PROBLEM TO WORK ON: Turn the lines below into a numbered list, from the first one through the one containing "rennes-crest-icon[interactable] xyxy=(89,1193,120,1229)", and leave out any blank lines.

Data entries
....................

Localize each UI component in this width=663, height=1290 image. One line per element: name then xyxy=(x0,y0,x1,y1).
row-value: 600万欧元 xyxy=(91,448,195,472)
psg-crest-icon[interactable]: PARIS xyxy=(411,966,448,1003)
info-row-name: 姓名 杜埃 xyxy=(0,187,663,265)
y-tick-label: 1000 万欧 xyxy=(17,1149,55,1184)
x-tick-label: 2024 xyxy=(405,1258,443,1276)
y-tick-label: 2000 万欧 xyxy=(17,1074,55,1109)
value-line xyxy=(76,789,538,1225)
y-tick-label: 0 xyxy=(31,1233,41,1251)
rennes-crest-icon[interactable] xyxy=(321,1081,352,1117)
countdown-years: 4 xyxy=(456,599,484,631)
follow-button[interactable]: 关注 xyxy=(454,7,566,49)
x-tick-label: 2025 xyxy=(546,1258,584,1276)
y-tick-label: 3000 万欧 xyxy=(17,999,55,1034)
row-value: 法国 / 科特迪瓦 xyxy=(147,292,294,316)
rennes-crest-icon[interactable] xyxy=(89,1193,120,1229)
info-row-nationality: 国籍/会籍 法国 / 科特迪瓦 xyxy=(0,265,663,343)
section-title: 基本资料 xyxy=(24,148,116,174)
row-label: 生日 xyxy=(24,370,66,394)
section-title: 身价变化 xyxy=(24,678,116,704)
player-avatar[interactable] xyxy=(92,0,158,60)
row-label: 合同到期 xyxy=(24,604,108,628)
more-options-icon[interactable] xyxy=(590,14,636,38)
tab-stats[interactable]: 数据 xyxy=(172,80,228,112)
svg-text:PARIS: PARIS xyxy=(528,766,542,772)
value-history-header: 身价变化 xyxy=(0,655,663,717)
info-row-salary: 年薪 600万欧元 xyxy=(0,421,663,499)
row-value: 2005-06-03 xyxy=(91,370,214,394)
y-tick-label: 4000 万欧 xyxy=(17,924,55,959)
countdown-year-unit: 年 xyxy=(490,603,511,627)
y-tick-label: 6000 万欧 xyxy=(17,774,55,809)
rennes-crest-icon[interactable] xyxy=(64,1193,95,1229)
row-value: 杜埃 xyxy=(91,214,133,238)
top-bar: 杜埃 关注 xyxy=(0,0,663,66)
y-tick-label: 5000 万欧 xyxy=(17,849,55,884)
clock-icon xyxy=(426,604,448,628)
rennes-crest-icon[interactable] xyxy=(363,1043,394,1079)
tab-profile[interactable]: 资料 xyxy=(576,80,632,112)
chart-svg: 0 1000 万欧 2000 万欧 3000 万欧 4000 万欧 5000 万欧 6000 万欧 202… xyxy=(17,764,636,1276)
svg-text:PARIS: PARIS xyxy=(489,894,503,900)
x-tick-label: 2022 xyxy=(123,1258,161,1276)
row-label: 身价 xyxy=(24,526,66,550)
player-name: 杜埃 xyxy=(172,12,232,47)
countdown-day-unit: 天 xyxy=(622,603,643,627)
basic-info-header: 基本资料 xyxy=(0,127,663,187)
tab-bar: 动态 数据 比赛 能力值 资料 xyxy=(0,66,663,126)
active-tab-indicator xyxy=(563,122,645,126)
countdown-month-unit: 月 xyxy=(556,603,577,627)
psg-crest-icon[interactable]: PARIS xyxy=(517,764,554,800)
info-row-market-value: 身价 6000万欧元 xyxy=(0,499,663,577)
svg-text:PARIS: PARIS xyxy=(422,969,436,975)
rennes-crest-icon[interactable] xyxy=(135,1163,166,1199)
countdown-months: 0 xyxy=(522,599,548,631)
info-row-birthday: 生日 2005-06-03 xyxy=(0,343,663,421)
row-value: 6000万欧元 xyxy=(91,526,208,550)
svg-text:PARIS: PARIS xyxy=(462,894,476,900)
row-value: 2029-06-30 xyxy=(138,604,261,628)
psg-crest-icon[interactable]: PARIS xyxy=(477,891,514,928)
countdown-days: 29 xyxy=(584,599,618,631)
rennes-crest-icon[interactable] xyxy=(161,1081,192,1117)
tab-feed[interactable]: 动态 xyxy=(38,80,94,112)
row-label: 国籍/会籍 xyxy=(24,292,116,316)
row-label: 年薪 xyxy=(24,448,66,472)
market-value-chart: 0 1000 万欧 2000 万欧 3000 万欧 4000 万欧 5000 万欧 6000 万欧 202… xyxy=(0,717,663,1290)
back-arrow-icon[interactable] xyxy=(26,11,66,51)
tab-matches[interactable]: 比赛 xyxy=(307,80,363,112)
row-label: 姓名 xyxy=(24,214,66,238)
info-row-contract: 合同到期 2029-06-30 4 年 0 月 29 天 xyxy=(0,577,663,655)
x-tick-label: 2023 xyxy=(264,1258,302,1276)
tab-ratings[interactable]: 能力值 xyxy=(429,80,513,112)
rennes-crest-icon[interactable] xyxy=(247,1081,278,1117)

....................

COMPLETE OUTPUT:
1. Localize each UI component in this width=663, height=1290 image. One line per element: name then xyxy=(x0,y0,x1,y1).
2. row-value: 600万欧元 xyxy=(91,448,195,472)
3. psg-crest-icon[interactable]: PARIS xyxy=(411,966,448,1003)
4. info-row-name: 姓名 杜埃 xyxy=(0,187,663,265)
5. y-tick-label: 1000 万欧 xyxy=(17,1149,55,1184)
6. x-tick-label: 2024 xyxy=(405,1258,443,1276)
7. y-tick-label: 2000 万欧 xyxy=(17,1074,55,1109)
8. value-line xyxy=(76,789,538,1225)
9. y-tick-label: 0 xyxy=(31,1233,41,1251)
10. rennes-crest-icon[interactable] xyxy=(321,1081,352,1117)
11. countdown-years: 4 xyxy=(456,599,484,631)
12. follow-button[interactable]: 关注 xyxy=(454,7,566,49)
13. x-tick-label: 2025 xyxy=(546,1258,584,1276)
14. y-tick-label: 3000 万欧 xyxy=(17,999,55,1034)
15. row-value: 法国 / 科特迪瓦 xyxy=(147,292,294,316)
16. rennes-crest-icon[interactable] xyxy=(89,1193,120,1229)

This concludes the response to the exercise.